▶ **Goal of the exercise**: Rewrite the stretch from the first line of the material through the line containing "field-cell [401, 440, 407, 445]" as a numbered list, leaving out any blank lines.

▶ **Task data**:
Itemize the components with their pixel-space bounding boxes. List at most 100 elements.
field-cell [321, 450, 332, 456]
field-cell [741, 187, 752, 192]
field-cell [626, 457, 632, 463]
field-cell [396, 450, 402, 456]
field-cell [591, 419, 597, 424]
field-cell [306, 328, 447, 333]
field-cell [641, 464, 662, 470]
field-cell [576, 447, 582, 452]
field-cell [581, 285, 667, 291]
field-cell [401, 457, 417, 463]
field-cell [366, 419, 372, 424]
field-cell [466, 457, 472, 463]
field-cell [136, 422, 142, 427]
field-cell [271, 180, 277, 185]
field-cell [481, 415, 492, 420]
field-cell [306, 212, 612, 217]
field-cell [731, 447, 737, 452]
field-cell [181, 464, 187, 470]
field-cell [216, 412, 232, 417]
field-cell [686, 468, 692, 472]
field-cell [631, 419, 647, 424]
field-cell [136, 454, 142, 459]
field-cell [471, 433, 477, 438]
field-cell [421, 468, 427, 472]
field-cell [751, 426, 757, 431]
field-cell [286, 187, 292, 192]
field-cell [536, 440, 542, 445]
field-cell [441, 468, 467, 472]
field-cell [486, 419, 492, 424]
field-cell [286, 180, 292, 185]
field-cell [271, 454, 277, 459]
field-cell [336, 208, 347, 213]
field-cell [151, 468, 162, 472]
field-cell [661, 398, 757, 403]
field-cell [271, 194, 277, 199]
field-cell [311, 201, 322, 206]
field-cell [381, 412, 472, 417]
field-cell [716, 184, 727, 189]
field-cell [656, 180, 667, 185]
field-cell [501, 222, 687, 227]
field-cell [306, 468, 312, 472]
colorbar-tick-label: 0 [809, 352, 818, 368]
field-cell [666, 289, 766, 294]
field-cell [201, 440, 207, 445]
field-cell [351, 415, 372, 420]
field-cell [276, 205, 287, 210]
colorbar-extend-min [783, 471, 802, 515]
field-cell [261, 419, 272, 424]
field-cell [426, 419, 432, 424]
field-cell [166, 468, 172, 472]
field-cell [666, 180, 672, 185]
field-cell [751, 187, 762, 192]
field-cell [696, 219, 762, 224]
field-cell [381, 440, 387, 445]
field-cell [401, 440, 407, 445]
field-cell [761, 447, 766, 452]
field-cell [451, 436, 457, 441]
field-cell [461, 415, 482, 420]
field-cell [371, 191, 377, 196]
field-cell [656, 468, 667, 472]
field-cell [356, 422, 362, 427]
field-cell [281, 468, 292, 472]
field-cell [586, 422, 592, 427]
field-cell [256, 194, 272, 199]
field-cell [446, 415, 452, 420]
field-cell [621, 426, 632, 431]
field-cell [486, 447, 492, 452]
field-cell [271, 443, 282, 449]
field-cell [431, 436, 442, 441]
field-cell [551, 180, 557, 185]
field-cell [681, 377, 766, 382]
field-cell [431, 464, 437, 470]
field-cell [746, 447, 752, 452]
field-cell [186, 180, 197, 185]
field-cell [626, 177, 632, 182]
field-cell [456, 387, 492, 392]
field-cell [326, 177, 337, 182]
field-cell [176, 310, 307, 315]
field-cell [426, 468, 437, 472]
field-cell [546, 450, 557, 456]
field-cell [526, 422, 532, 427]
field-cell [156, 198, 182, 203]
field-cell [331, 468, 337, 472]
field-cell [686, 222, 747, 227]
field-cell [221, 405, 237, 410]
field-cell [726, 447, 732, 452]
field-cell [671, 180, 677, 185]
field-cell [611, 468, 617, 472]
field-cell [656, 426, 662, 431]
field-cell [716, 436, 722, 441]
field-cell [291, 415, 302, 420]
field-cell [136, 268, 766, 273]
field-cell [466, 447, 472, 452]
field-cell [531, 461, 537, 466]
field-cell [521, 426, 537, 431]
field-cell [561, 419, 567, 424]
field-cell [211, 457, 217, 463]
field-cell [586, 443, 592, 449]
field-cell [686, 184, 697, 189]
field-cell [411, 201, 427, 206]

▶ **Finished task**:
1. Itemize the components with their pixel-space bounding boxes. List at most 100 elements.
2. field-cell [321, 450, 332, 456]
3. field-cell [741, 187, 752, 192]
4. field-cell [626, 457, 632, 463]
5. field-cell [396, 450, 402, 456]
6. field-cell [591, 419, 597, 424]
7. field-cell [306, 328, 447, 333]
8. field-cell [641, 464, 662, 470]
9. field-cell [576, 447, 582, 452]
10. field-cell [581, 285, 667, 291]
11. field-cell [401, 457, 417, 463]
12. field-cell [366, 419, 372, 424]
13. field-cell [466, 457, 472, 463]
14. field-cell [136, 422, 142, 427]
15. field-cell [271, 180, 277, 185]
16. field-cell [481, 415, 492, 420]
17. field-cell [306, 212, 612, 217]
18. field-cell [731, 447, 737, 452]
19. field-cell [181, 464, 187, 470]
20. field-cell [216, 412, 232, 417]
21. field-cell [686, 468, 692, 472]
22. field-cell [631, 419, 647, 424]
23. field-cell [136, 454, 142, 459]
24. field-cell [471, 433, 477, 438]
25. field-cell [421, 468, 427, 472]
26. field-cell [751, 426, 757, 431]
27. field-cell [286, 187, 292, 192]
28. field-cell [536, 440, 542, 445]
29. field-cell [441, 468, 467, 472]
30. field-cell [486, 419, 492, 424]
31. field-cell [286, 180, 292, 185]
32. field-cell [271, 454, 277, 459]
33. field-cell [336, 208, 347, 213]
34. field-cell [151, 468, 162, 472]
35. field-cell [661, 398, 757, 403]
36. field-cell [271, 194, 277, 199]
37. field-cell [311, 201, 322, 206]
38. field-cell [381, 412, 472, 417]
39. field-cell [716, 184, 727, 189]
40. field-cell [656, 180, 667, 185]
41. field-cell [501, 222, 687, 227]
42. field-cell [306, 468, 312, 472]
43. colorbar-tick-label: 0 [809, 352, 818, 368]
44. field-cell [666, 289, 766, 294]
45. field-cell [201, 440, 207, 445]
46. field-cell [351, 415, 372, 420]
47. field-cell [276, 205, 287, 210]
48. colorbar-extend-min [783, 471, 802, 515]
49. field-cell [261, 419, 272, 424]
50. field-cell [426, 419, 432, 424]
51. field-cell [166, 468, 172, 472]
52. field-cell [666, 180, 672, 185]
53. field-cell [751, 187, 762, 192]
54. field-cell [696, 219, 762, 224]
55. field-cell [381, 440, 387, 445]
56. field-cell [401, 440, 407, 445]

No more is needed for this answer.